# [Exercise goal]
Copy down every line where the string "Brooke" shows up.

# [Working data]
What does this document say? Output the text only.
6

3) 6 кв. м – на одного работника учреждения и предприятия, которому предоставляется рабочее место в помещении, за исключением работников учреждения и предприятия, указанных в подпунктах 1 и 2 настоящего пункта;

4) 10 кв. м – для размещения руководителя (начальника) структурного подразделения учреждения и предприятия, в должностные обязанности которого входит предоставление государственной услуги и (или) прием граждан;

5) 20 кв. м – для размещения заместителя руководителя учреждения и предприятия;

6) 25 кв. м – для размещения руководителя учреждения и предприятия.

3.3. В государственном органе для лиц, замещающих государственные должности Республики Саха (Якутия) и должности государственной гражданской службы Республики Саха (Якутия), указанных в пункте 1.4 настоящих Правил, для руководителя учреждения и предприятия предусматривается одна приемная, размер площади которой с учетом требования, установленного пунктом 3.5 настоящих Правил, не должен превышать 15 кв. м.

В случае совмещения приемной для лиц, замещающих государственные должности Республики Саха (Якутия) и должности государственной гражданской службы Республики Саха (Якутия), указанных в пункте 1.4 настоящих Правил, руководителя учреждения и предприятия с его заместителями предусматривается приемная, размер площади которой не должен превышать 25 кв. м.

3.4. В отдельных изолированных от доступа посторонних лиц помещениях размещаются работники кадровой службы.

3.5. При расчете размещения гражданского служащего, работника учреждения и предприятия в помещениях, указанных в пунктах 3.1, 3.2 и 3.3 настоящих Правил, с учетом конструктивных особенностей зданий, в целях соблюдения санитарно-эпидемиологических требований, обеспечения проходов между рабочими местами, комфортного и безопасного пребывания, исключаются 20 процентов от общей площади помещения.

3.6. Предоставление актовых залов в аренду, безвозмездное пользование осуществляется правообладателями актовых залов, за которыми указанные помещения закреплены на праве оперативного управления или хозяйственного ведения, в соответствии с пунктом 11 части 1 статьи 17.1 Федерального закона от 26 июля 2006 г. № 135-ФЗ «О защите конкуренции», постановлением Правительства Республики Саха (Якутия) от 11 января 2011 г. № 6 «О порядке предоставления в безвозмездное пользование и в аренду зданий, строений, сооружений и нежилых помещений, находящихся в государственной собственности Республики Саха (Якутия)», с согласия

---

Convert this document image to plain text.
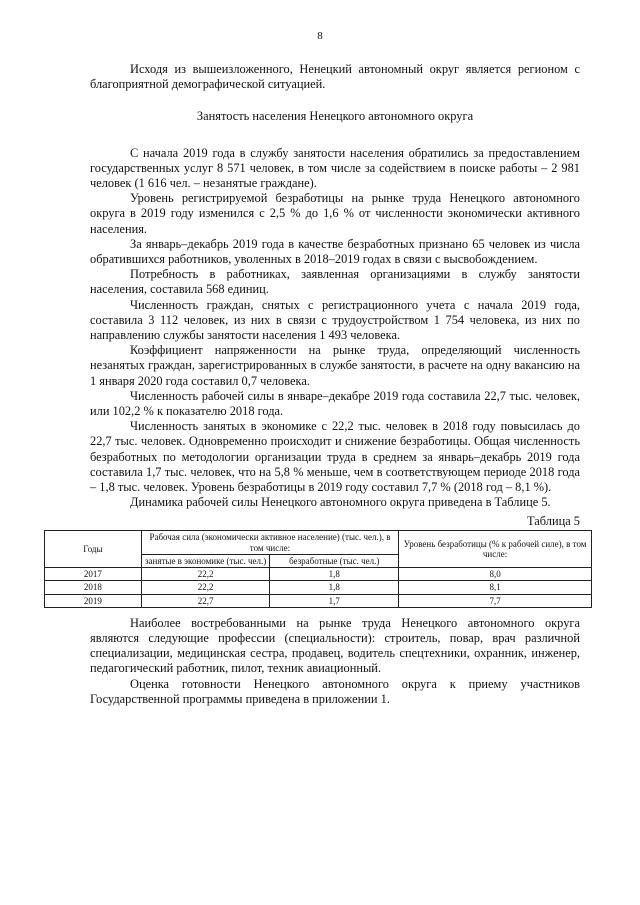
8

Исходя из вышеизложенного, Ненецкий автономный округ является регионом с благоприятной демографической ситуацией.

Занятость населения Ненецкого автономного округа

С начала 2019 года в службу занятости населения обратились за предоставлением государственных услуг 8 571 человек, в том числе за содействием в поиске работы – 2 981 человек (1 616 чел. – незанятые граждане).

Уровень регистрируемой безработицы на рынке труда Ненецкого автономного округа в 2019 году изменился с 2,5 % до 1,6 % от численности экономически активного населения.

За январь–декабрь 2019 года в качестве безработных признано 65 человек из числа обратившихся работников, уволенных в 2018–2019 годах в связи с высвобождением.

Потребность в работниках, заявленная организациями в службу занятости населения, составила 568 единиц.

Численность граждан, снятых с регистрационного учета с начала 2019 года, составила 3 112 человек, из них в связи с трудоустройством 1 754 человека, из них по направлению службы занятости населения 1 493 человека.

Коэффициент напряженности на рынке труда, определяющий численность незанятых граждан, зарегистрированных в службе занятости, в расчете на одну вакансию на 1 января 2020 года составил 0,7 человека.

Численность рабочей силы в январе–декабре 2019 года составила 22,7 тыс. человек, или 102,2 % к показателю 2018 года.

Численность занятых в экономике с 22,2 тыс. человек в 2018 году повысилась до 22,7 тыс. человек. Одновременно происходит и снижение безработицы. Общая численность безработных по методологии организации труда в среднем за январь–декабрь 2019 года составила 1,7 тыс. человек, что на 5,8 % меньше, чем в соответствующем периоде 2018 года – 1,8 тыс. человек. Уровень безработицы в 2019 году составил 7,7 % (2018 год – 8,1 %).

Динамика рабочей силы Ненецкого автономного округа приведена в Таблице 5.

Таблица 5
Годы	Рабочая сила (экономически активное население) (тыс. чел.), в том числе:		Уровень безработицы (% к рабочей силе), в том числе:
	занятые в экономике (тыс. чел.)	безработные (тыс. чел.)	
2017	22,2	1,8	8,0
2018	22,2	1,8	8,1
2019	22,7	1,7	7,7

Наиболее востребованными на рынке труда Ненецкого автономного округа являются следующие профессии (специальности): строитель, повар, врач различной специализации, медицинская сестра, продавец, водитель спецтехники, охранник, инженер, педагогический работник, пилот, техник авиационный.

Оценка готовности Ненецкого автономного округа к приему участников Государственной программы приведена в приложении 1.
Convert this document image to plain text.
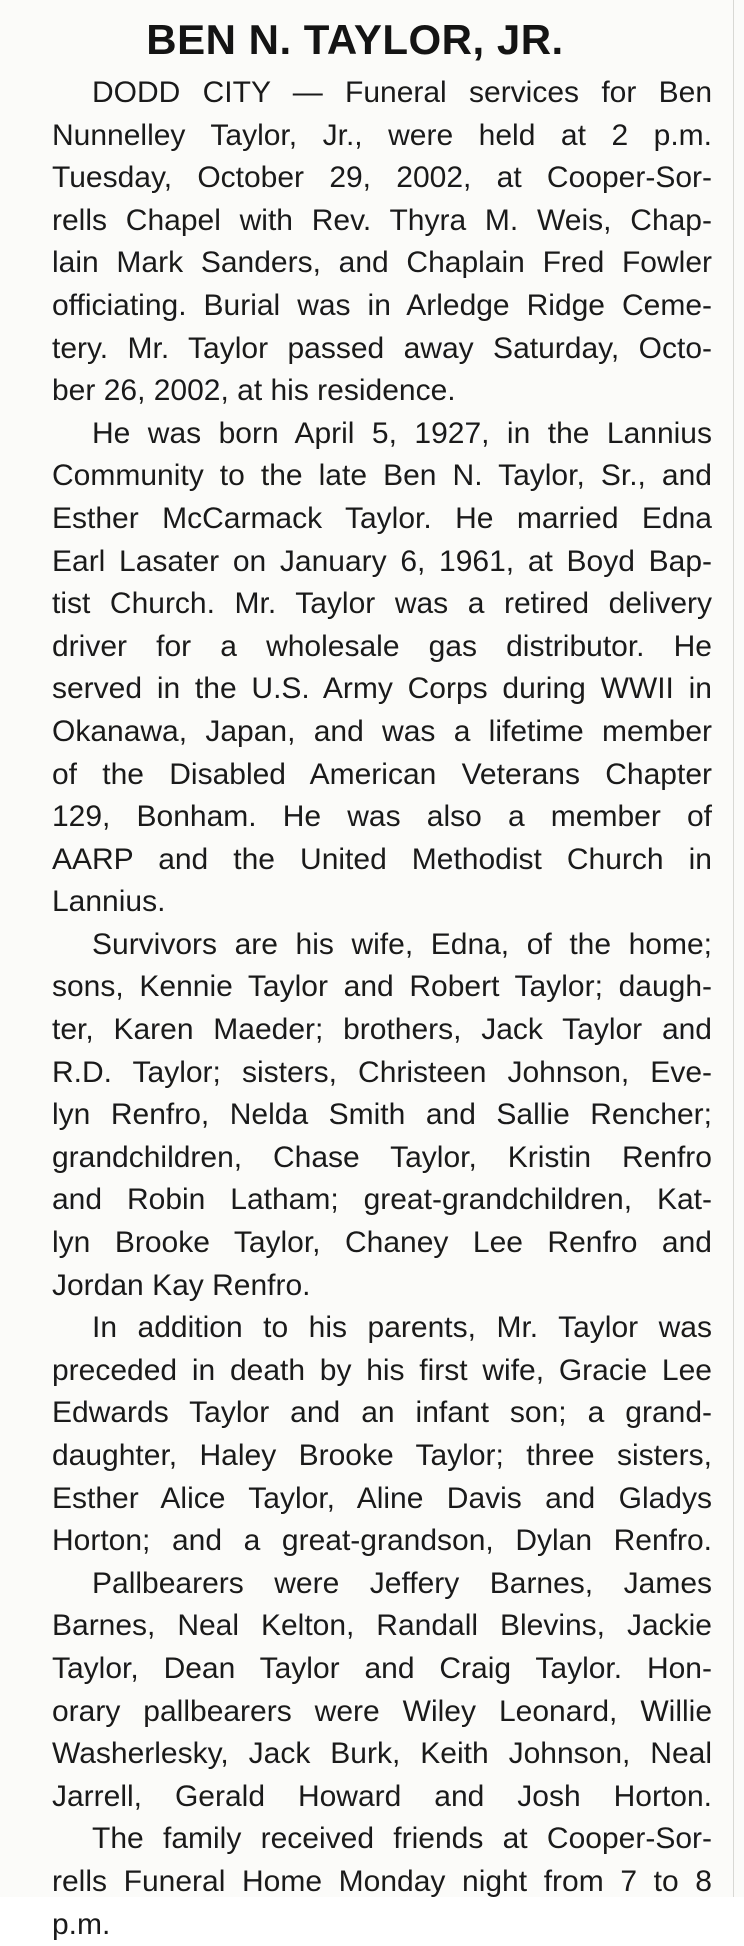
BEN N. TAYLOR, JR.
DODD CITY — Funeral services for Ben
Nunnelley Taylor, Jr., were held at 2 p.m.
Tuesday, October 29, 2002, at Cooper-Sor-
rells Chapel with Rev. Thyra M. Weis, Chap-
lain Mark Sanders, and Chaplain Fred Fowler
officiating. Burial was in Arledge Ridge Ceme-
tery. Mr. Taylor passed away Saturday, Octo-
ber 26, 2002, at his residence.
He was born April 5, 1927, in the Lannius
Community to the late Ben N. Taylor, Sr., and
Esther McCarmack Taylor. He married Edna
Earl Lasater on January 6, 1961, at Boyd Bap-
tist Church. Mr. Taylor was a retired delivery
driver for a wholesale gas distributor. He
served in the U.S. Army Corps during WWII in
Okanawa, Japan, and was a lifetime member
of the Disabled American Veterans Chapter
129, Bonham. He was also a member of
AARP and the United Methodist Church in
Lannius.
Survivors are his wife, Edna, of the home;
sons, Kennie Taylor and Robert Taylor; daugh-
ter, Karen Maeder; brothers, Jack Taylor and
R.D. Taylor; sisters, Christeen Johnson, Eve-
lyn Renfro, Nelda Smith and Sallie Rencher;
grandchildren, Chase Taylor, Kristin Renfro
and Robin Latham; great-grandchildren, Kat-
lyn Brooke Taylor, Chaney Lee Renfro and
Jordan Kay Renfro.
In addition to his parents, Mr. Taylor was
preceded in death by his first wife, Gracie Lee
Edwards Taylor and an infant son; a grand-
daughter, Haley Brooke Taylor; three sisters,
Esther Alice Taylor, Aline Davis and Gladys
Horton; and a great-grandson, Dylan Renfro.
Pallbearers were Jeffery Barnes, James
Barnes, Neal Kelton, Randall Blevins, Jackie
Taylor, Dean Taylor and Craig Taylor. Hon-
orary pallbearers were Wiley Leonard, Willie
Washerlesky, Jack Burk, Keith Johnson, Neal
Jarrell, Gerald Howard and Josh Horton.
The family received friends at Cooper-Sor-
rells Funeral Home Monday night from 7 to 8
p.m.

# [Solution below]
lyn Brooke Taylor, Chaney Lee Renfro and
daughter, Haley Brooke Taylor; three sisters,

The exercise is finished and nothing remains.